WRITTEN REQUEST -> Copy the entries below, substituting "connector-line" for every occurrence of "leader-line" and leaving everything else as it is.
-----
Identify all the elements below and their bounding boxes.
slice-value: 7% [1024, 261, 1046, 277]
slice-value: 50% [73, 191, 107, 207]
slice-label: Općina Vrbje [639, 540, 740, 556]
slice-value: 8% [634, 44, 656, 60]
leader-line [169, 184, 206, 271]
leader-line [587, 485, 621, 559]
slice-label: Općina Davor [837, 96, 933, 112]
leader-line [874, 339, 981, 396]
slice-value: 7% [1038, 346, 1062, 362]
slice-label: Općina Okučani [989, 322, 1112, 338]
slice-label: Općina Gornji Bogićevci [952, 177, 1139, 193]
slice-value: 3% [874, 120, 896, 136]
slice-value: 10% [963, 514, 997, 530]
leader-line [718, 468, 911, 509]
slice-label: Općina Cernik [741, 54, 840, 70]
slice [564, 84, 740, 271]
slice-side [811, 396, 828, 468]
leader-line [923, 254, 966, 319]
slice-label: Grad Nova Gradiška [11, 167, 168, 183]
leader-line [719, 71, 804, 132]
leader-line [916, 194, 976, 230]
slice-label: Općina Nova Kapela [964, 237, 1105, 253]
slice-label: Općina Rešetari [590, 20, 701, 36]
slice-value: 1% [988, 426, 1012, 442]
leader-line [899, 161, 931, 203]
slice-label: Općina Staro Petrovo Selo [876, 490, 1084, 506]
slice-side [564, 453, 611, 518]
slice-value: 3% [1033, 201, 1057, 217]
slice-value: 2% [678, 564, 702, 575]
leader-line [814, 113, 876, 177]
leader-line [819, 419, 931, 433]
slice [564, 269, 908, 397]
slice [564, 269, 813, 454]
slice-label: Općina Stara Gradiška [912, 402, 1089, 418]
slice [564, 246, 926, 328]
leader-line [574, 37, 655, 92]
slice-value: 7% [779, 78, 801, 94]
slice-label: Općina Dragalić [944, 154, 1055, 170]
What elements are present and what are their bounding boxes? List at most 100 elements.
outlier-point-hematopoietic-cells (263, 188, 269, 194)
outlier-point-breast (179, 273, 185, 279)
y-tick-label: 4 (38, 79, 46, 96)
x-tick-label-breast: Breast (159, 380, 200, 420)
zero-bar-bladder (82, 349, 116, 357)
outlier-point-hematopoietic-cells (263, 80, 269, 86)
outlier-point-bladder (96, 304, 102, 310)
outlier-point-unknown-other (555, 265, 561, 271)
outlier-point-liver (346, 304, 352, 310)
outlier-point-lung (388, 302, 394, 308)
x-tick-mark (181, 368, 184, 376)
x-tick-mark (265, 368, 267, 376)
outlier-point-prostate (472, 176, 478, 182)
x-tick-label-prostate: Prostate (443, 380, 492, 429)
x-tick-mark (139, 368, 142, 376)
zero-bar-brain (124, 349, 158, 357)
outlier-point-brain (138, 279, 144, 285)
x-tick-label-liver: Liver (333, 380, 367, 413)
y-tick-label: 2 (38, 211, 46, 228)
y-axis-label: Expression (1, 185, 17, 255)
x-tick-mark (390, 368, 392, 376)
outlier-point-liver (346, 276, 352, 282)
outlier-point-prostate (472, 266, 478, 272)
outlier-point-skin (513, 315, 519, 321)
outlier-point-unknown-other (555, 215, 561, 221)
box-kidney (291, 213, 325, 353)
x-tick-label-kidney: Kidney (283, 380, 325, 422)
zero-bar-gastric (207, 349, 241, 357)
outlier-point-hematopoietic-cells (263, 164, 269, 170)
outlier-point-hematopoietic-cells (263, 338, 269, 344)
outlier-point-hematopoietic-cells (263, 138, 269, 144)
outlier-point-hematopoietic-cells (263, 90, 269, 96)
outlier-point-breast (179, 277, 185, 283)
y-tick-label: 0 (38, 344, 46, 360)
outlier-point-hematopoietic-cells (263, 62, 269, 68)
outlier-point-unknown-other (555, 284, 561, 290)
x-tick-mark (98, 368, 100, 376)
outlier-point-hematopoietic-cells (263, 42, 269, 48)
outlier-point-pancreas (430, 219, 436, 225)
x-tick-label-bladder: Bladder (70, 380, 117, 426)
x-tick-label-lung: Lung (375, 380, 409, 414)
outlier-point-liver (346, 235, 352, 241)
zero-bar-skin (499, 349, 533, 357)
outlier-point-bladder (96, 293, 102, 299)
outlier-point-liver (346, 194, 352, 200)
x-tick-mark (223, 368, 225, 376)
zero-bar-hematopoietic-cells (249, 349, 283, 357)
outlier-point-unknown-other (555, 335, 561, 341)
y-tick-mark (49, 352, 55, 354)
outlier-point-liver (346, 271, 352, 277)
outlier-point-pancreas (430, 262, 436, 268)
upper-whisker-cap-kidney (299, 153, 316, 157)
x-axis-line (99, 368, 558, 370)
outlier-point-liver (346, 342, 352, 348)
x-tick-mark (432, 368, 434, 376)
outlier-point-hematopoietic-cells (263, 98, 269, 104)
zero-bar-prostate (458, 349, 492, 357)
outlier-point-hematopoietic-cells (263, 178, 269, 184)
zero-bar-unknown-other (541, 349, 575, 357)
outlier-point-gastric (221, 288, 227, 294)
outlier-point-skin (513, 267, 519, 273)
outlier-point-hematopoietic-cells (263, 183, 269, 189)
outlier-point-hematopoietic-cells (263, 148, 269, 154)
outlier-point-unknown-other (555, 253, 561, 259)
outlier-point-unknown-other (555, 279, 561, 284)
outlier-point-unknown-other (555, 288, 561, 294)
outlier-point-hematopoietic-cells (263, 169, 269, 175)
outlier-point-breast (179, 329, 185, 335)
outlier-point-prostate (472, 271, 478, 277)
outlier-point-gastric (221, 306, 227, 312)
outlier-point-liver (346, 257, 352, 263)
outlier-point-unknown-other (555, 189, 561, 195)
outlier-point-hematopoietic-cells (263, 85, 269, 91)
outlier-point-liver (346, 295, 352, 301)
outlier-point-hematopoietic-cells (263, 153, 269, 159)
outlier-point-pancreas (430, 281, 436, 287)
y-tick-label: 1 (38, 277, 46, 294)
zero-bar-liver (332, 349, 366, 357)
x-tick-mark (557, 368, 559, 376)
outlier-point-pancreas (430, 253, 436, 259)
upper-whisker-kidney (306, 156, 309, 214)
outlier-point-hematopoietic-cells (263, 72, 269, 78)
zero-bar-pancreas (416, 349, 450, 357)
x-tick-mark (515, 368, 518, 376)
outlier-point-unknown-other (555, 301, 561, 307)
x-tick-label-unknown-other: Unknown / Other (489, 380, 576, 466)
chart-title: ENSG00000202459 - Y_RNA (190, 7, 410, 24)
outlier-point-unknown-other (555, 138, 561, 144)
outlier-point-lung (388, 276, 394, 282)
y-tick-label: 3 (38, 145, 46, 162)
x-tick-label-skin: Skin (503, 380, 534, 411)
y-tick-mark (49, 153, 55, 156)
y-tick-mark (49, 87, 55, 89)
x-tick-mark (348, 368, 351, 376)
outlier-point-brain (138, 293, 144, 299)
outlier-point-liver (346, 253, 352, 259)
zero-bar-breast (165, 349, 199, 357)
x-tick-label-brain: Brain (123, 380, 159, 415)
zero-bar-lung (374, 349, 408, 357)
-----
COMPLETE ANSWER ->
Identify all the elements below and their bounding boxes.
slice-value: 7% [1024, 261, 1046, 277]
slice-value: 50% [73, 191, 107, 207]
slice-label: Općina Vrbje [639, 540, 740, 556]
slice-value: 8% [634, 44, 656, 60]
connector-line [169, 184, 206, 271]
connector-line [587, 485, 621, 559]
slice-label: Općina Davor [837, 96, 933, 112]
connector-line [874, 339, 981, 396]
slice-value: 7% [1038, 346, 1062, 362]
slice-label: Općina Okučani [989, 322, 1112, 338]
slice-label: Općina Gornji Bogićevci [952, 177, 1139, 193]
slice-value: 3% [874, 120, 896, 136]
slice-value: 10% [963, 514, 997, 530]
connector-line [718, 468, 911, 509]
slice-label: Općina Cernik [741, 54, 840, 70]
slice [564, 84, 740, 271]
slice-side [811, 396, 828, 468]
connector-line [923, 254, 966, 319]
slice-label: Grad Nova Gradiška [11, 167, 168, 183]
connector-line [719, 71, 804, 132]
connector-line [916, 194, 976, 230]
slice-label: Općina Nova Kapela [964, 237, 1105, 253]
slice-label: Općina Rešetari [590, 20, 701, 36]
slice-value: 1% [988, 426, 1012, 442]
connector-line [899, 161, 931, 203]
slice-label: Općina Staro Petrovo Selo [876, 490, 1084, 506]
slice-side [564, 453, 611, 518]
slice-value: 3% [1033, 201, 1057, 217]
slice-value: 2% [678, 564, 702, 575]
connector-line [814, 113, 876, 177]
connector-line [819, 419, 931, 433]
slice [564, 269, 908, 397]
slice [564, 269, 813, 454]
slice-label: Općina Stara Gradiška [912, 402, 1089, 418]
slice [564, 246, 926, 328]
connector-line [574, 37, 655, 92]
slice-value: 7% [779, 78, 801, 94]
slice-label: Općina Dragalić [944, 154, 1055, 170]
What elements are present and what are their bounding boxes? List at most 100 elements.
outlier-point-hematopoietic-cells (263, 188, 269, 194)
outlier-point-breast (179, 273, 185, 279)
y-tick-label: 4 (38, 79, 46, 96)
x-tick-label-breast: Breast (159, 380, 200, 420)
zero-bar-bladder (82, 349, 116, 357)
outlier-point-hematopoietic-cells (263, 80, 269, 86)
outlier-point-bladder (96, 304, 102, 310)
outlier-point-unknown-other (555, 265, 561, 271)
outlier-point-liver (346, 304, 352, 310)
outlier-point-lung (388, 302, 394, 308)
x-tick-mark (181, 368, 184, 376)
x-tick-mark (265, 368, 267, 376)
outlier-point-prostate (472, 176, 478, 182)
x-tick-label-prostate: Prostate (443, 380, 492, 429)
x-tick-mark (139, 368, 142, 376)
zero-bar-brain (124, 349, 158, 357)
outlier-point-brain (138, 279, 144, 285)
x-tick-label-liver: Liver (333, 380, 367, 413)
y-tick-label: 2 (38, 211, 46, 228)
y-axis-label: Expression (1, 185, 17, 255)
x-tick-mark (390, 368, 392, 376)
outlier-point-liver (346, 276, 352, 282)
outlier-point-prostate (472, 266, 478, 272)
outlier-point-skin (513, 315, 519, 321)
outlier-point-unknown-other (555, 215, 561, 221)
box-kidney (291, 213, 325, 353)
x-tick-label-kidney: Kidney (283, 380, 325, 422)
zero-bar-gastric (207, 349, 241, 357)
outlier-point-hematopoietic-cells (263, 164, 269, 170)
outlier-point-hematopoietic-cells (263, 338, 269, 344)
outlier-point-hematopoietic-cells (263, 138, 269, 144)
outlier-point-hematopoietic-cells (263, 90, 269, 96)
outlier-point-breast (179, 277, 185, 283)
y-tick-label: 0 (38, 344, 46, 360)
outlier-point-hematopoietic-cells (263, 62, 269, 68)
outlier-point-unknown-other (555, 284, 561, 290)
x-tick-mark (98, 368, 100, 376)
outlier-point-hematopoietic-cells (263, 42, 269, 48)
outlier-point-pancreas (430, 219, 436, 225)
x-tick-label-bladder: Bladder (70, 380, 117, 426)
x-tick-label-lung: Lung (375, 380, 409, 414)
outlier-point-liver (346, 235, 352, 241)
zero-bar-skin (499, 349, 533, 357)
outlier-point-bladder (96, 293, 102, 299)
outlier-point-liver (346, 194, 352, 200)
x-tick-mark (223, 368, 225, 376)
zero-bar-hematopoietic-cells (249, 349, 283, 357)
outlier-point-unknown-other (555, 335, 561, 341)
y-tick-mark (49, 352, 55, 354)
outlier-point-liver (346, 271, 352, 277)
outlier-point-pancreas (430, 262, 436, 268)
upper-whisker-cap-kidney (299, 153, 316, 157)
x-axis-line (99, 368, 558, 370)
outlier-point-liver (346, 342, 352, 348)
x-tick-mark (432, 368, 434, 376)
outlier-point-hematopoietic-cells (263, 98, 269, 104)
zero-bar-prostate (458, 349, 492, 357)
outlier-point-hematopoietic-cells (263, 178, 269, 184)
zero-bar-unknown-other (541, 349, 575, 357)
outlier-point-gastric (221, 288, 227, 294)
outlier-point-skin (513, 267, 519, 273)
outlier-point-hematopoietic-cells (263, 183, 269, 189)
outlier-point-hematopoietic-cells (263, 148, 269, 154)
outlier-point-unknown-other (555, 253, 561, 259)
outlier-point-unknown-other (555, 279, 561, 284)
outlier-point-unknown-other (555, 288, 561, 294)
outlier-point-hematopoietic-cells (263, 169, 269, 175)
outlier-point-breast (179, 329, 185, 335)
outlier-point-prostate (472, 271, 478, 277)
outlier-point-gastric (221, 306, 227, 312)
outlier-point-liver (346, 257, 352, 263)
outlier-point-unknown-other (555, 189, 561, 195)
outlier-point-hematopoietic-cells (263, 85, 269, 91)
outlier-point-liver (346, 295, 352, 301)
outlier-point-hematopoietic-cells (263, 153, 269, 159)
outlier-point-pancreas (430, 281, 436, 287)
y-tick-label: 1 (38, 277, 46, 294)
zero-bar-liver (332, 349, 366, 357)
x-tick-mark (557, 368, 559, 376)
outlier-point-pancreas (430, 253, 436, 259)
upper-whisker-kidney (306, 156, 309, 214)
outlier-point-hematopoietic-cells (263, 72, 269, 78)
zero-bar-pancreas (416, 349, 450, 357)
x-tick-mark (515, 368, 518, 376)
outlier-point-unknown-other (555, 301, 561, 307)
x-tick-label-unknown-other: Unknown / Other (489, 380, 576, 466)
chart-title: ENSG00000202459 - Y_RNA (190, 7, 410, 24)
outlier-point-unknown-other (555, 138, 561, 144)
outlier-point-lung (388, 276, 394, 282)
y-tick-label: 3 (38, 145, 46, 162)
x-tick-label-skin: Skin (503, 380, 534, 411)
y-tick-mark (49, 153, 55, 156)
y-tick-mark (49, 87, 55, 89)
x-tick-mark (348, 368, 351, 376)
outlier-point-brain (138, 293, 144, 299)
outlier-point-liver (346, 253, 352, 259)
zero-bar-breast (165, 349, 199, 357)
x-tick-label-brain: Brain (123, 380, 159, 415)
zero-bar-lung (374, 349, 408, 357)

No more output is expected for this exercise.